Data for this task:
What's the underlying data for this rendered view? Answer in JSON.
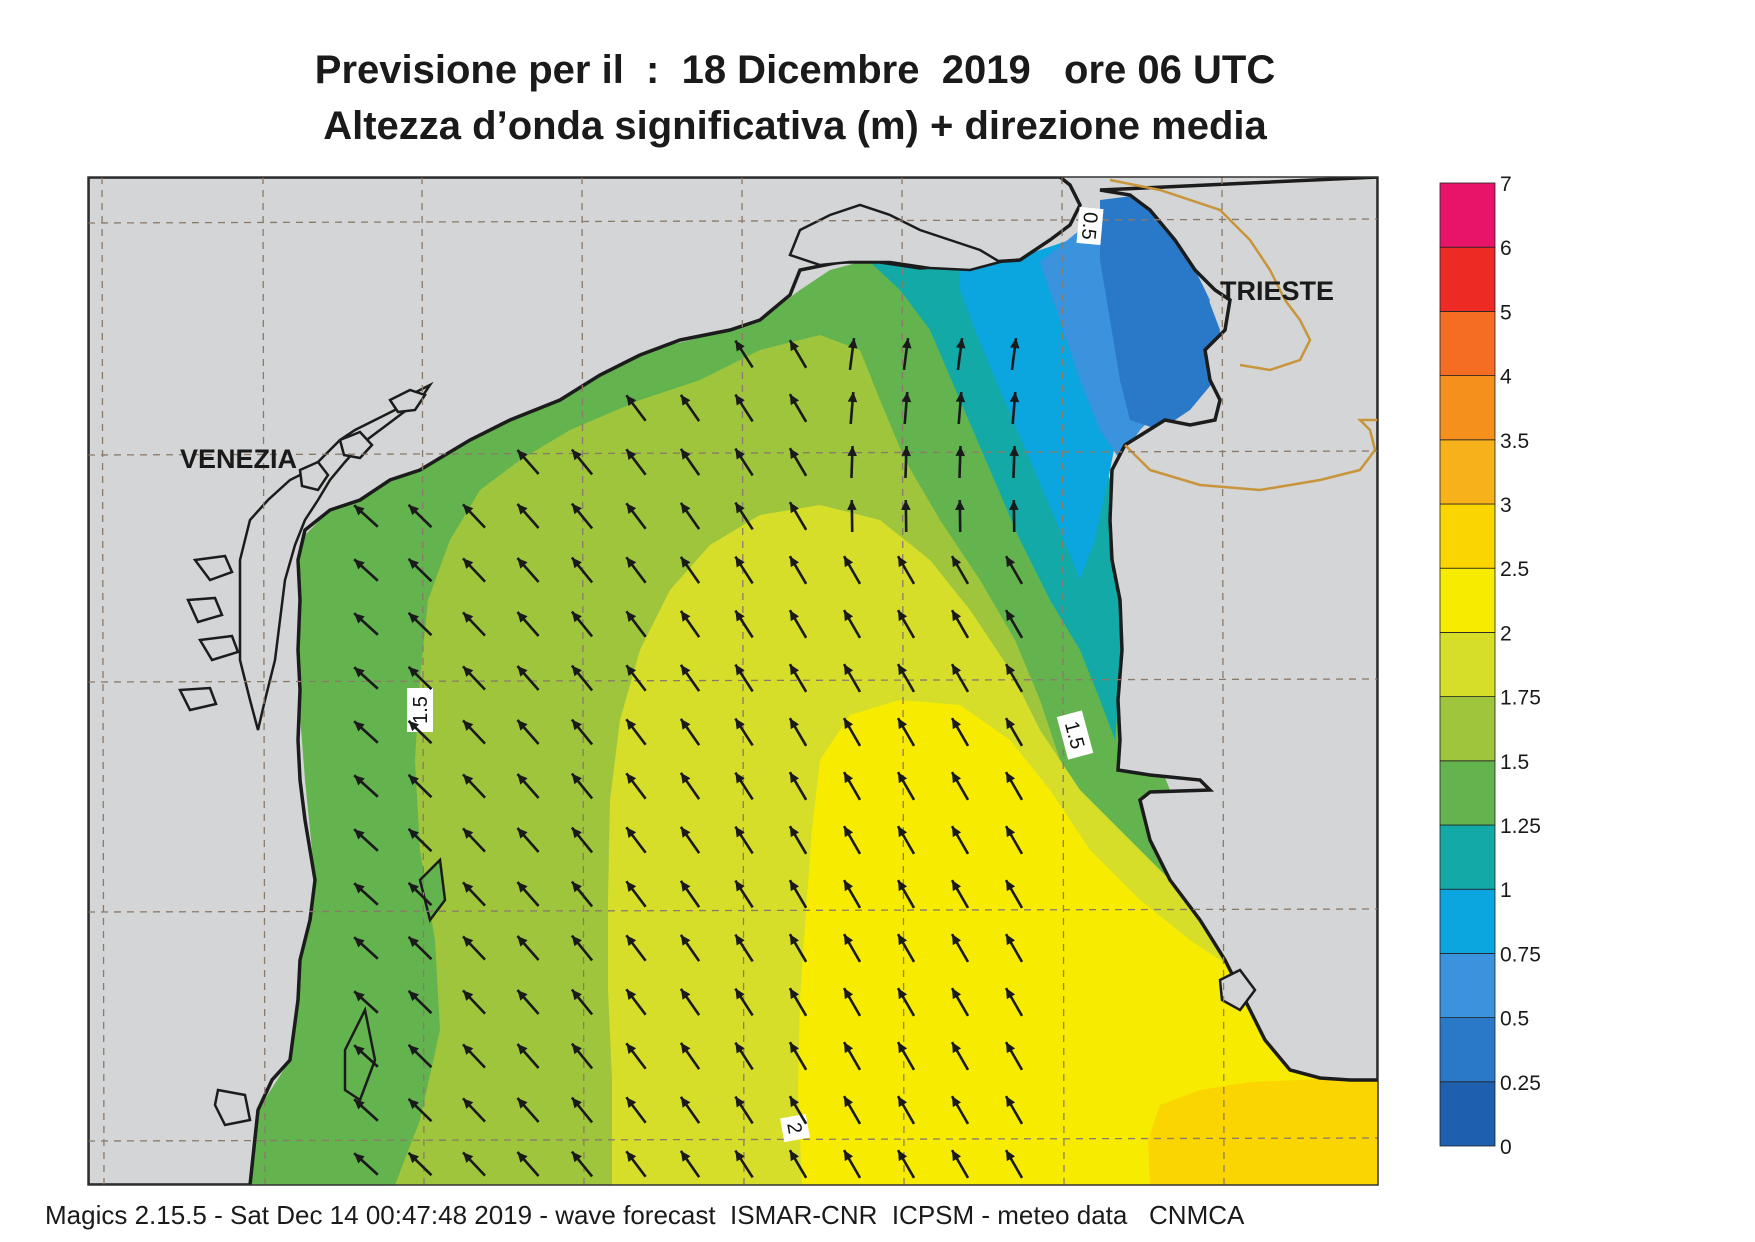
{
  "title_line1": "Previsione per il  :  18 Dicembre  2019   ore 06 UTC",
  "title_line2": "Altezza d’onda significativa (m) + direzione media",
  "footer": "Magics 2.15.5 - Sat Dec 14 00:47:48 2019 - wave forecast  ISMAR-CNR  ICPSM - meteo data   CNMCA",
  "cities": [
    {
      "name": "VENEZIA"
    },
    {
      "name": "TRIESTE"
    }
  ],
  "contour_labels": [
    "0.5",
    "1.5",
    "1.5",
    "2"
  ],
  "colorbar": {
    "levels": [
      "0",
      "0.25",
      "0.5",
      "0.75",
      "1",
      "1.25",
      "1.5",
      "1.75",
      "2",
      "2.5",
      "3",
      "3.5",
      "4",
      "5",
      "6",
      "7"
    ],
    "colors": [
      "#1f5fb0",
      "#2a78c8",
      "#3a93dc",
      "#0ba5e0",
      "#12a9a6",
      "#63b44f",
      "#9ec53c",
      "#d6de2a",
      "#f7ec00",
      "#fbd500",
      "#f7b11a",
      "#f6901c",
      "#f46d22",
      "#ee2a25",
      "#e8146a"
    ]
  },
  "map_colors": {
    "land": "#d4d5d6",
    "coast": "#1c1c1c",
    "grid": "#8a7a6a",
    "border": "#c8953a",
    "arrow": "#1a1a1a"
  }
}
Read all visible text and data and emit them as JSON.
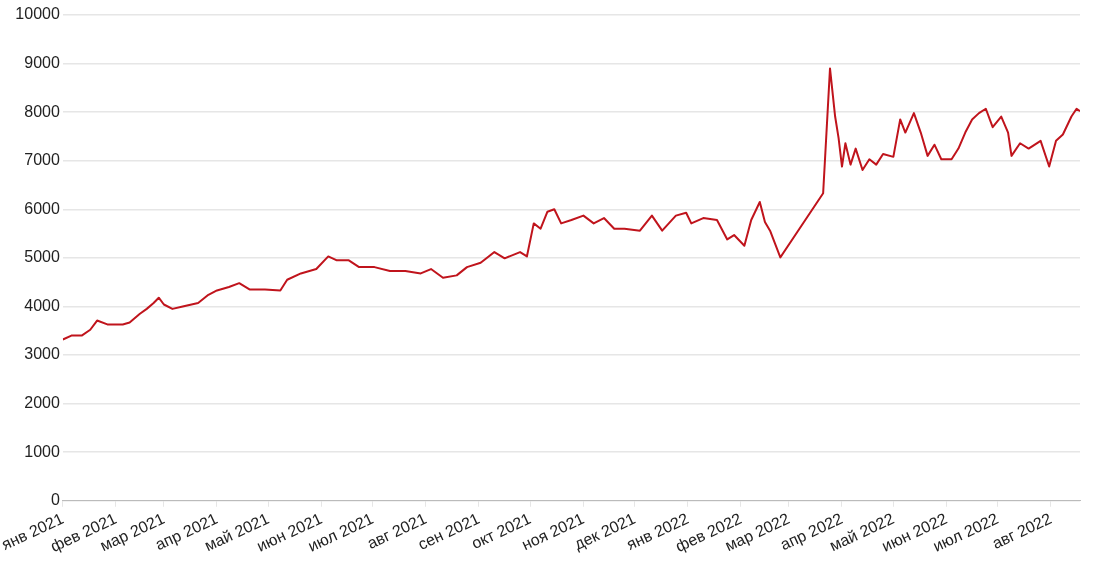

Direction:
Set down the lines of the records above exactly, apart from the pictures.

Result below:
What's the underlying data for this rendered view? Answer in JSON.
{
  "title_line1": "Previsione per il  :  18 Dicembre  2019   ore 06 UTC",
  "title_line2": "Altezza d’onda significativa (m) + direzione media",
  "footer": "Magics 2.15.5 - Sat Dec 14 00:47:48 2019 - wave forecast  ISMAR-CNR  ICPSM - meteo data   CNMCA",
  "cities": [
    {
      "name": "VENEZIA"
    },
    {
      "name": "TRIESTE"
    }
  ],
  "contour_labels": [
    "0.5",
    "1.5",
    "1.5",
    "2"
  ],
  "colorbar": {
    "levels": [
      "0",
      "0.25",
      "0.5",
      "0.75",
      "1",
      "1.25",
      "1.5",
      "1.75",
      "2",
      "2.5",
      "3",
      "3.5",
      "4",
      "5",
      "6",
      "7"
    ],
    "colors": [
      "#1f5fb0",
      "#2a78c8",
      "#3a93dc",
      "#0ba5e0",
      "#12a9a6",
      "#63b44f",
      "#9ec53c",
      "#d6de2a",
      "#f7ec00",
      "#fbd500",
      "#f7b11a",
      "#f6901c",
      "#f46d22",
      "#ee2a25",
      "#e8146a"
    ]
  },
  "map_colors": {
    "land": "#d4d5d6",
    "coast": "#1c1c1c",
    "grid": "#8a7a6a",
    "border": "#c8953a",
    "arrow": "#1a1a1a"
  }
}
Read all visible text and data and emit them as JSON.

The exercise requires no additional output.